| What to do |
Please edit the rows below so that every "Nb of downloads" reads "Number of downloads", leaving everything else unchanged. Omit the pictures from your answer.

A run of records
++++

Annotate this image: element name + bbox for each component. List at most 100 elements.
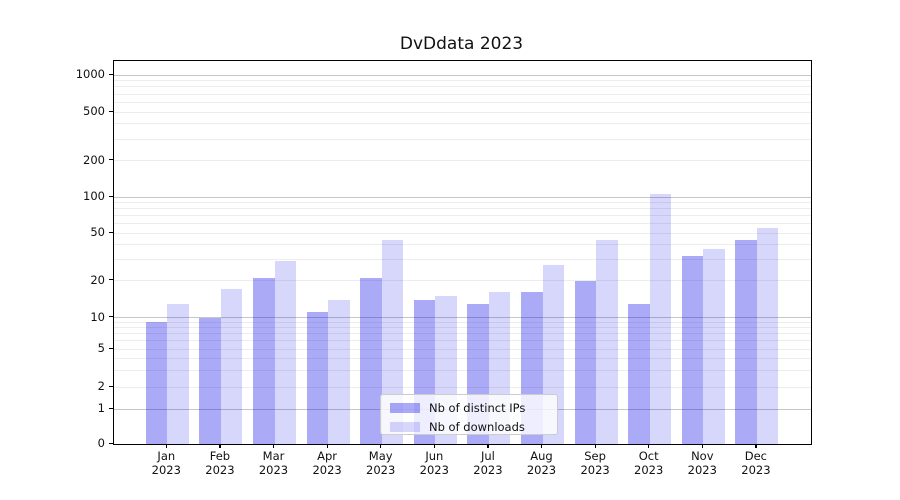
- ytick-mark-20: [109, 279, 113, 281]
- xtick-year: 2023: [526, 462, 557, 477]
- xtick-year: 2023: [151, 462, 181, 477]
- xtick-mark-dec: [755, 444, 757, 448]
- xtick-month: May: [368, 449, 393, 463]
- gridline-300: [114, 138, 811, 140]
- xtick-month: Nov: [691, 449, 714, 463]
- gridline-20: [114, 280, 811, 281]
- gridline-900: [114, 80, 811, 82]
- bar-nov-distinct-ips: [681, 256, 704, 444]
- xtick-month: Mar: [262, 449, 285, 463]
- ytick-label-200: 200: [83, 152, 105, 167]
- gridline-500: [114, 111, 811, 113]
- ytick-mark-50: [109, 231, 113, 233]
- xtick-label-jul: Jul 2023: [461, 449, 515, 477]
- xtick-label-jun: Jun 2023: [407, 449, 461, 477]
- xtick-label-aug: Aug 2023: [515, 449, 569, 477]
- ytick-label-0: 0: [97, 436, 105, 450]
- xtick-mark-apr: [326, 444, 328, 448]
- xtick-mark-aug: [541, 444, 543, 448]
- ytick-mark-200: [109, 159, 113, 161]
- legend-row-distinct-ips: Nb of distinct IPs: [381, 400, 557, 416]
- gridline-3: [114, 369, 811, 371]
- ytick-mark-0: [109, 442, 113, 444]
- bar-apr-distinct-ips: [306, 312, 329, 444]
- xtick-month: Sep: [584, 449, 606, 463]
- ytick-label-100: 100: [83, 189, 105, 203]
- bar-jan-downloads: [167, 303, 189, 444]
- bar-jan-distinct-ips: [145, 322, 168, 444]
- legend: Nb of distinct IPs Nb of downloads: [380, 394, 558, 435]
- ytick-label-2: 2: [97, 379, 105, 393]
- gridline-7: [114, 333, 811, 335]
- ytick-mark-500: [109, 110, 113, 112]
- xtick-label-oct: Oct 2023: [622, 449, 676, 477]
- xtick-label-nov: Nov 2023: [675, 449, 729, 477]
- xtick-year: 2023: [741, 462, 771, 477]
- legend-label-downloads: Nb of downloads: [429, 420, 525, 434]
- gridline-800: [114, 86, 811, 88]
- bar-sep-downloads: [596, 239, 618, 444]
- xtick-year: 2023: [366, 462, 396, 477]
- ytick-label-10: 10: [90, 309, 105, 324]
- xtick-mark-oct: [648, 444, 650, 448]
- legend-label-distinct-ips: Nb of distinct IPs: [429, 401, 526, 415]
- xtick-year: 2023: [419, 462, 449, 477]
- xtick-month: Oct: [638, 449, 659, 463]
- bar-feb-downloads: [220, 289, 243, 444]
- gridline-8: [114, 327, 811, 329]
- xtick-mark-sep: [594, 444, 596, 448]
- gridline-2: [114, 386, 811, 388]
- xtick-label-mar: Mar 2023: [247, 449, 301, 477]
- xtick-label-dec: Dec 2023: [729, 449, 783, 477]
- bar-mar-downloads: [274, 261, 296, 444]
- xtick-year: 2023: [580, 462, 610, 477]
- ytick-mark-10: [109, 316, 113, 318]
- legend-swatch-distinct-ips: [390, 403, 420, 413]
- legend-row-downloads: Nb of downloads: [381, 419, 557, 435]
- gridline-100: [114, 196, 811, 198]
- gridline-700: [114, 93, 811, 95]
- xtick-year: 2023: [205, 462, 235, 477]
- bar-apr-downloads: [328, 299, 350, 444]
- gridline-6: [114, 340, 811, 342]
- xtick-label-apr: Apr 2023: [300, 449, 354, 477]
- bar-dec-distinct-ips: [735, 239, 757, 444]
- gridline-5: [114, 348, 811, 350]
- ytick-mark-100: [109, 195, 113, 197]
- xtick-year: 2023: [634, 462, 664, 477]
- xtick-label-jan: Jan 2023: [139, 449, 193, 477]
- xtick-month: Aug: [530, 449, 553, 463]
- xtick-month: Feb: [209, 449, 231, 463]
- xtick-mark-jun: [433, 444, 435, 448]
- ytick-mark-2: [109, 385, 113, 387]
- xtick-year: 2023: [687, 462, 717, 477]
- bar-may-distinct-ips: [360, 277, 382, 444]
- xtick-label-sep: Sep 2023: [568, 449, 622, 477]
- gridline-70: [114, 215, 811, 217]
- ytick-label-20: 20: [90, 272, 105, 287]
- xtick-mark-may: [380, 444, 382, 448]
- xtick-month: Jul: [480, 449, 495, 463]
- xtick-month: Jun: [425, 449, 444, 463]
- gridline-9: [114, 321, 811, 323]
- gridline-40: [114, 244, 811, 246]
- gridline-80: [114, 208, 811, 210]
- ytick-mark-1000: [109, 73, 113, 75]
- xtick-year: 2023: [258, 462, 289, 477]
- xtick-label-may: May 2023: [354, 449, 408, 477]
- gridline-600: [114, 101, 811, 103]
- xtick-month: Jan: [157, 449, 176, 463]
- bar-oct-distinct-ips: [628, 303, 650, 444]
- bar-mar-distinct-ips: [253, 277, 275, 444]
- ytick-label-5: 5: [97, 341, 105, 355]
- bar-feb-distinct-ips: [199, 317, 221, 444]
- bar-sep-distinct-ips: [574, 280, 597, 444]
- xtick-label-feb: Feb 2023: [193, 449, 247, 477]
- xtick-year: 2023: [473, 462, 503, 477]
- gridline-200: [114, 160, 811, 161]
- gridline-90: [114, 201, 811, 203]
- bar-may-downloads: [381, 239, 404, 444]
- plot-area: Nb of distinct IPs Nb of downloads: [113, 60, 812, 445]
- ytick-mark-1: [109, 407, 113, 409]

++++

| The output |
Annotate this image: element name + bbox for each component. List at most 100 elements.
- ytick-mark-20: [109, 279, 113, 281]
- xtick-year: 2023: [526, 462, 557, 477]
- xtick-year: 2023: [151, 462, 181, 477]
- xtick-mark-dec: [755, 444, 757, 448]
- xtick-month: May: [368, 449, 393, 463]
- gridline-300: [114, 138, 811, 140]
- xtick-month: Nov: [691, 449, 714, 463]
- gridline-20: [114, 280, 811, 281]
- gridline-900: [114, 80, 811, 82]
- bar-nov-distinct-ips: [681, 256, 704, 444]
- xtick-month: Mar: [262, 449, 285, 463]
- ytick-label-200: 200: [83, 152, 105, 167]
- gridline-500: [114, 111, 811, 113]
- ytick-mark-50: [109, 231, 113, 233]
- xtick-label-jul: Jul 2023: [461, 449, 515, 477]
- xtick-label-jun: Jun 2023: [407, 449, 461, 477]
- xtick-label-aug: Aug 2023: [515, 449, 569, 477]
- ytick-label-0: 0: [97, 436, 105, 450]
- xtick-mark-apr: [326, 444, 328, 448]
- xtick-mark-aug: [541, 444, 543, 448]
- ytick-mark-200: [109, 159, 113, 161]
- legend-row-distinct-ips: Nb of distinct IPs: [381, 400, 557, 416]
- gridline-3: [114, 369, 811, 371]
- ytick-mark-0: [109, 442, 113, 444]
- bar-apr-distinct-ips: [306, 312, 329, 444]
- xtick-month: Sep: [584, 449, 606, 463]
- ytick-label-100: 100: [83, 189, 105, 203]
- bar-jan-downloads: [167, 303, 189, 444]
- bar-jan-distinct-ips: [145, 322, 168, 444]
- legend: Nb of distinct IPs Number of downloads: [380, 394, 558, 435]
- ytick-label-2: 2: [97, 379, 105, 393]
- gridline-7: [114, 333, 811, 335]
- ytick-mark-500: [109, 110, 113, 112]
- xtick-label-oct: Oct 2023: [622, 449, 676, 477]
- xtick-label-nov: Nov 2023: [675, 449, 729, 477]
- xtick-year: 2023: [741, 462, 771, 477]
- legend-label-downloads: Number of downloads: [429, 420, 525, 434]
- gridline-800: [114, 86, 811, 88]
- bar-sep-downloads: [596, 239, 618, 444]
- xtick-year: 2023: [366, 462, 396, 477]
- ytick-label-10: 10: [90, 309, 105, 324]
- xtick-mark-oct: [648, 444, 650, 448]
- legend-label-distinct-ips: Nb of distinct IPs: [429, 401, 526, 415]
- xtick-year: 2023: [419, 462, 449, 477]
- xtick-month: Oct: [638, 449, 659, 463]
- bar-feb-downloads: [220, 289, 243, 444]
- gridline-8: [114, 327, 811, 329]
- xtick-mark-sep: [594, 444, 596, 448]
- gridline-2: [114, 386, 811, 388]
- xtick-label-mar: Mar 2023: [247, 449, 301, 477]
- xtick-label-dec: Dec 2023: [729, 449, 783, 477]
- bar-mar-downloads: [274, 261, 296, 444]
- xtick-year: 2023: [580, 462, 610, 477]
- ytick-mark-10: [109, 316, 113, 318]
- legend-swatch-distinct-ips: [390, 403, 420, 413]
- legend-row-downloads: Number of downloads: [381, 419, 557, 435]
- gridline-100: [114, 196, 811, 198]
- gridline-700: [114, 93, 811, 95]
- xtick-year: 2023: [205, 462, 235, 477]
- bar-apr-downloads: [328, 299, 350, 444]
- gridline-6: [114, 340, 811, 342]
- xtick-label-apr: Apr 2023: [300, 449, 354, 477]
- bar-dec-distinct-ips: [735, 239, 757, 444]
- gridline-5: [114, 348, 811, 350]
- ytick-mark-100: [109, 195, 113, 197]
- xtick-year: 2023: [634, 462, 664, 477]
- xtick-label-jan: Jan 2023: [139, 449, 193, 477]
- xtick-month: Aug: [530, 449, 553, 463]
- xtick-month: Feb: [209, 449, 231, 463]
- xtick-mark-jun: [433, 444, 435, 448]
- ytick-mark-2: [109, 385, 113, 387]
- xtick-year: 2023: [687, 462, 717, 477]
- bar-may-distinct-ips: [360, 277, 382, 444]
- xtick-label-sep: Sep 2023: [568, 449, 622, 477]
- gridline-70: [114, 215, 811, 217]
- ytick-label-20: 20: [90, 272, 105, 287]
- xtick-mark-may: [380, 444, 382, 448]
- xtick-month: Jul: [480, 449, 495, 463]
- xtick-month: Jun: [425, 449, 444, 463]
- gridline-9: [114, 321, 811, 323]
- gridline-40: [114, 244, 811, 246]
- gridline-80: [114, 208, 811, 210]
- ytick-mark-1000: [109, 73, 113, 75]
- xtick-year: 2023: [258, 462, 289, 477]
- xtick-label-may: May 2023: [354, 449, 408, 477]
- gridline-600: [114, 101, 811, 103]
- xtick-month: Jan: [157, 449, 176, 463]
- bar-oct-distinct-ips: [628, 303, 650, 444]
- bar-mar-distinct-ips: [253, 277, 275, 444]
- ytick-label-5: 5: [97, 341, 105, 355]
- bar-feb-distinct-ips: [199, 317, 221, 444]
- bar-sep-distinct-ips: [574, 280, 597, 444]
- xtick-label-feb: Feb 2023: [193, 449, 247, 477]
- xtick-year: 2023: [473, 462, 503, 477]
- gridline-200: [114, 160, 811, 161]
- gridline-90: [114, 201, 811, 203]
- bar-may-downloads: [381, 239, 404, 444]
- plot-area: Nb of distinct IPs Number of downloads: [113, 60, 812, 445]
- ytick-mark-1: [109, 407, 113, 409]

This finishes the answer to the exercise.